● **Record set**
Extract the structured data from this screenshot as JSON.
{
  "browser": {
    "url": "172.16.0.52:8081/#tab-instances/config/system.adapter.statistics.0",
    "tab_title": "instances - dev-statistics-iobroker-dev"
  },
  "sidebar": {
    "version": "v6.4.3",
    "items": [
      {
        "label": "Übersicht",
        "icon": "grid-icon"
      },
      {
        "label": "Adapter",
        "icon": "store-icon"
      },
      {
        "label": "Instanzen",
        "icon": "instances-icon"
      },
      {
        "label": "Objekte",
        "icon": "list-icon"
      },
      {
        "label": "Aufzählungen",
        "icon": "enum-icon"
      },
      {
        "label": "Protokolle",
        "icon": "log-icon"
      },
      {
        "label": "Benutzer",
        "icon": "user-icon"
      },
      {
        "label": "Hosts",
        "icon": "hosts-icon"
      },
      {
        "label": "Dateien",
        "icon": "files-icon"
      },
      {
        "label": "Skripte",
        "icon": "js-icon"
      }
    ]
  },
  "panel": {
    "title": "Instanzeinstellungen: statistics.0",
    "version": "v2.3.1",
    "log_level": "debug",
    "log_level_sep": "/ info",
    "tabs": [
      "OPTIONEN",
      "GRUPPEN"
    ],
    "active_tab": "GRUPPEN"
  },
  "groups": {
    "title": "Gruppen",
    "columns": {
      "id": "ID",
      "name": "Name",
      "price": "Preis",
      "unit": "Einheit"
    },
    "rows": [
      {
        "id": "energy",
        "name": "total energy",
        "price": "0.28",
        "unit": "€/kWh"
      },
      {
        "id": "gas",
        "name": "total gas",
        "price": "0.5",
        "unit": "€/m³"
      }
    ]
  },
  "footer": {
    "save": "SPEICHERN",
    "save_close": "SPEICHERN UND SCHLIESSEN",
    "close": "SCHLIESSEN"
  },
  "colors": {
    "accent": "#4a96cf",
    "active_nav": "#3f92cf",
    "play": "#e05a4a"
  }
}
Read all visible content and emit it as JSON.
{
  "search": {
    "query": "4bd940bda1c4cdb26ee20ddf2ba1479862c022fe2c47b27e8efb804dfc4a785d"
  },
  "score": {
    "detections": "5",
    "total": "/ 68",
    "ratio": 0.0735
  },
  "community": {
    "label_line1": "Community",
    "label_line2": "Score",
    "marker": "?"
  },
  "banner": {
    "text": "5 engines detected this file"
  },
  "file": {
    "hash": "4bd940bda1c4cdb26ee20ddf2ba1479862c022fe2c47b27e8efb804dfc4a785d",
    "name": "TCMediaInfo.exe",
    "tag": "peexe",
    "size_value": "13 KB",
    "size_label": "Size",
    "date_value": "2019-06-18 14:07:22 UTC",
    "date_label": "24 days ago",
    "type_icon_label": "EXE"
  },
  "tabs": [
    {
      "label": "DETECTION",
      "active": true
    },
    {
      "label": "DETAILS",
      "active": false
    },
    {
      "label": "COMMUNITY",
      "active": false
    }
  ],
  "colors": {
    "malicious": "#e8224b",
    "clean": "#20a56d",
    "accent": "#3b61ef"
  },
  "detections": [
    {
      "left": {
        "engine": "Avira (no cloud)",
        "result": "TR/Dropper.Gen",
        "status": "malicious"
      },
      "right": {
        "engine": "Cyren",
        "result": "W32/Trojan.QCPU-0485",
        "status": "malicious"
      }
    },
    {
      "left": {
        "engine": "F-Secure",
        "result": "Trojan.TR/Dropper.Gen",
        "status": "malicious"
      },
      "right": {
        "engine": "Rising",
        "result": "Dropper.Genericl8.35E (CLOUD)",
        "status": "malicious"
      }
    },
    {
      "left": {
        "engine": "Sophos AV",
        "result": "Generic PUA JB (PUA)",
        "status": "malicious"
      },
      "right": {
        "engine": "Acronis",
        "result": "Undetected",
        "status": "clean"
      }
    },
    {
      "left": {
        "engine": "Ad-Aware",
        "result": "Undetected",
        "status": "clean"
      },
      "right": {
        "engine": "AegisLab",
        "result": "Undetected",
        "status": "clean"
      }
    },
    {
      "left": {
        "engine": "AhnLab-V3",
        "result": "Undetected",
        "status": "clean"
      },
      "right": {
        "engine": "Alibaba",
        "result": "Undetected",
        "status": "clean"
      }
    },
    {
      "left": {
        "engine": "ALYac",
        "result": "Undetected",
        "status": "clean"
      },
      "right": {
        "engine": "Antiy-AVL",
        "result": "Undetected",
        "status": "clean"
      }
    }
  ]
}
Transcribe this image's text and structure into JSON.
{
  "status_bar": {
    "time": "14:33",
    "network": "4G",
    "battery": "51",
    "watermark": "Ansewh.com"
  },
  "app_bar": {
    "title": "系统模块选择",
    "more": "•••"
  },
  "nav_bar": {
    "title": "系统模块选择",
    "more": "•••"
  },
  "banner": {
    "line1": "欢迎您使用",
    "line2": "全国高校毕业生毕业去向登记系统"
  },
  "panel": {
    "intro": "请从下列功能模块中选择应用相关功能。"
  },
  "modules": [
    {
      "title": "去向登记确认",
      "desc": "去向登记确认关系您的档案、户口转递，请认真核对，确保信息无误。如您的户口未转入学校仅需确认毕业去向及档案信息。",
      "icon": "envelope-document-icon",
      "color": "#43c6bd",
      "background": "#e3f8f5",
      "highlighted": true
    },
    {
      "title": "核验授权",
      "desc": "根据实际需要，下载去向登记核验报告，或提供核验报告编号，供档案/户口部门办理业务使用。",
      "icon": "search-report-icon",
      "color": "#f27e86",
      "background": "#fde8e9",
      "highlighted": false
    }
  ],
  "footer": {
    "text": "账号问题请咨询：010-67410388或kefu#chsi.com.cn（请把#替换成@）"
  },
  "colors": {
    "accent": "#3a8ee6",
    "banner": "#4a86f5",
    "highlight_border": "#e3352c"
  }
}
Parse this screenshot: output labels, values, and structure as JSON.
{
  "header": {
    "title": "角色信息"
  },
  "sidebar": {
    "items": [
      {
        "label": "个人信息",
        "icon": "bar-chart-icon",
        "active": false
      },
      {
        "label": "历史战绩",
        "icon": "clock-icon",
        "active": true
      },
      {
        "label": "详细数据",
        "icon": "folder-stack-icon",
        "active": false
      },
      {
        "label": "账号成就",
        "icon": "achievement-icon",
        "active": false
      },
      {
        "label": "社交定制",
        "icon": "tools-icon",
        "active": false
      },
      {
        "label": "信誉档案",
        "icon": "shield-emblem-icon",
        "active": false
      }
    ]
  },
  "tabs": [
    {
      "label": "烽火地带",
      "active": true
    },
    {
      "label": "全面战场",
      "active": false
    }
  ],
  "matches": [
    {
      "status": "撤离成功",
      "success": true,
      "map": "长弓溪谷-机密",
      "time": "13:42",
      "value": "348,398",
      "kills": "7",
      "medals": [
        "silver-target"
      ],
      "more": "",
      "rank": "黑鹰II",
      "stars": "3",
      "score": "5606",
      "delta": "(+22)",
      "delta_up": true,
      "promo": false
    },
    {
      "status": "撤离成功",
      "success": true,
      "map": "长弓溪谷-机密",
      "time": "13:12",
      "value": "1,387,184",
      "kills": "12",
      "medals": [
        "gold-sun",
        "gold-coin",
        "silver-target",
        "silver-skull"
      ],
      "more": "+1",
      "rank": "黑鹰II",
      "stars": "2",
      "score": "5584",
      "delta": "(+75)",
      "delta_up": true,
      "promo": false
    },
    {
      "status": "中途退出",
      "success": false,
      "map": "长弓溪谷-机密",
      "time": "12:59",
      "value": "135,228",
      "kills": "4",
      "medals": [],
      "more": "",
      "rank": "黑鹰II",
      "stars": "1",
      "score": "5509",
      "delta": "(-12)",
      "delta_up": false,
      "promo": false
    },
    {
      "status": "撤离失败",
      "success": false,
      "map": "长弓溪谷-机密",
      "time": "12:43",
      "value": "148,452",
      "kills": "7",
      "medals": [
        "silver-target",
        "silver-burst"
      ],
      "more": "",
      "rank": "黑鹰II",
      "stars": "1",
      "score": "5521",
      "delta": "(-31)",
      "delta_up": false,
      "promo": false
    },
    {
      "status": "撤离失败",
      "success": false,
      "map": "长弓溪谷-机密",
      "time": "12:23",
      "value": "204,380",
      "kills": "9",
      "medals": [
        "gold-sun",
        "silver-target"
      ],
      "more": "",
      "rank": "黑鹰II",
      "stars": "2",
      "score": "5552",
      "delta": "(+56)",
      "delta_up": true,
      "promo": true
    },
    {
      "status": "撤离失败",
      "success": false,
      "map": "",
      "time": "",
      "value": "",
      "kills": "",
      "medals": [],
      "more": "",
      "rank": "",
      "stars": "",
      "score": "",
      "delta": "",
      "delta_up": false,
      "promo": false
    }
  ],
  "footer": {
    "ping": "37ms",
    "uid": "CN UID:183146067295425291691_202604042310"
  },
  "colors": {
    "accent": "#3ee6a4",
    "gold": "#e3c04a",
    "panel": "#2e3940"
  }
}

● **Written exercise**
State the number of lines in the records that contain the string "SCHLIESSEN", and nothing more.

● **Result**
2